#### [Set exercise]
Reproduce the material word for word; the images stay out.

BEGIN Input rows

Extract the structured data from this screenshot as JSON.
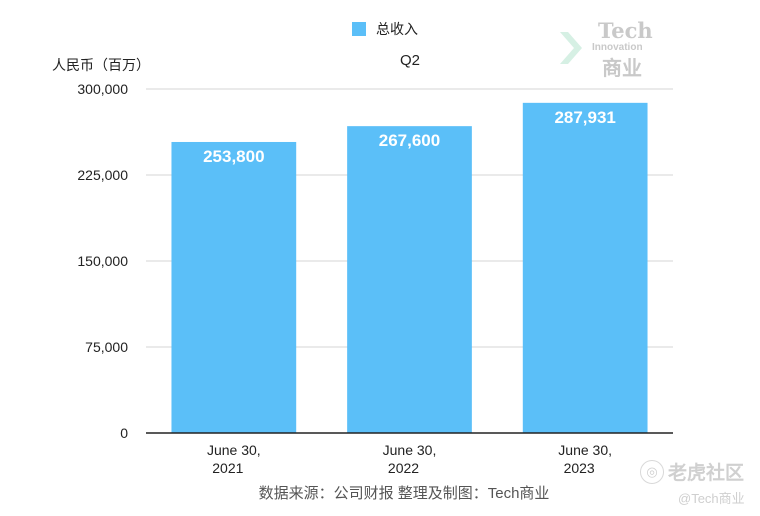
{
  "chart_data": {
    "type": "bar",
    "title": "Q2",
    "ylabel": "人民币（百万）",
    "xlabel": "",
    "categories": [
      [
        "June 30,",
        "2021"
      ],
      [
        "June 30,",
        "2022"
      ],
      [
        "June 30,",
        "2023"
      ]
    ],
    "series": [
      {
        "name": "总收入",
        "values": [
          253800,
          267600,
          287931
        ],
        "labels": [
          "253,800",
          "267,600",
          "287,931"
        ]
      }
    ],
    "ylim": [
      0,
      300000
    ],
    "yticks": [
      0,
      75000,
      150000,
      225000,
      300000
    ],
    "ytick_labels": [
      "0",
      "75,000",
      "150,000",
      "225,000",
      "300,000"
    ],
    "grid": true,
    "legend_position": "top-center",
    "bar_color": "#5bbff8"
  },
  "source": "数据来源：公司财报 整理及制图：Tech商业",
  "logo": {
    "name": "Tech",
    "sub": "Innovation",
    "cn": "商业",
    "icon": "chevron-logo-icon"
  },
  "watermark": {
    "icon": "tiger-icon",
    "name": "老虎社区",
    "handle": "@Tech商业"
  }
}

END Input rows

#### [Task result]
Extract the structured data from this screenshot as JSON.
{
  "chart_data": {
    "type": "bar",
    "title": "Q2",
    "ylabel": "人民币（百万）",
    "xlabel": "",
    "categories": [
      [
        "June 30,",
        "2021"
      ],
      [
        "June 30,",
        "2022"
      ],
      [
        "June 30,",
        "2023"
      ]
    ],
    "series": [
      {
        "name": "总收入",
        "values": [
          253800,
          267600,
          287931
        ],
        "labels": [
          "253,800",
          "267,600",
          "287,931"
        ]
      }
    ],
    "ylim": [
      0,
      300000
    ],
    "yticks": [
      0,
      75000,
      150000,
      225000,
      300000
    ],
    "ytick_labels": [
      "0",
      "75,000",
      "150,000",
      "225,000",
      "300,000"
    ],
    "grid": true,
    "legend_position": "top-center",
    "bar_color": "#5bbff8"
  },
  "source": "数据来源：公司财报 整理及制图：Tech商业",
  "logo": {
    "name": "Tech",
    "sub": "Innovation",
    "cn": "商业",
    "icon": "chevron-logo-icon"
  },
  "watermark": {
    "icon": "tiger-icon",
    "name": "老虎社区",
    "handle": "@Tech商业"
  }
}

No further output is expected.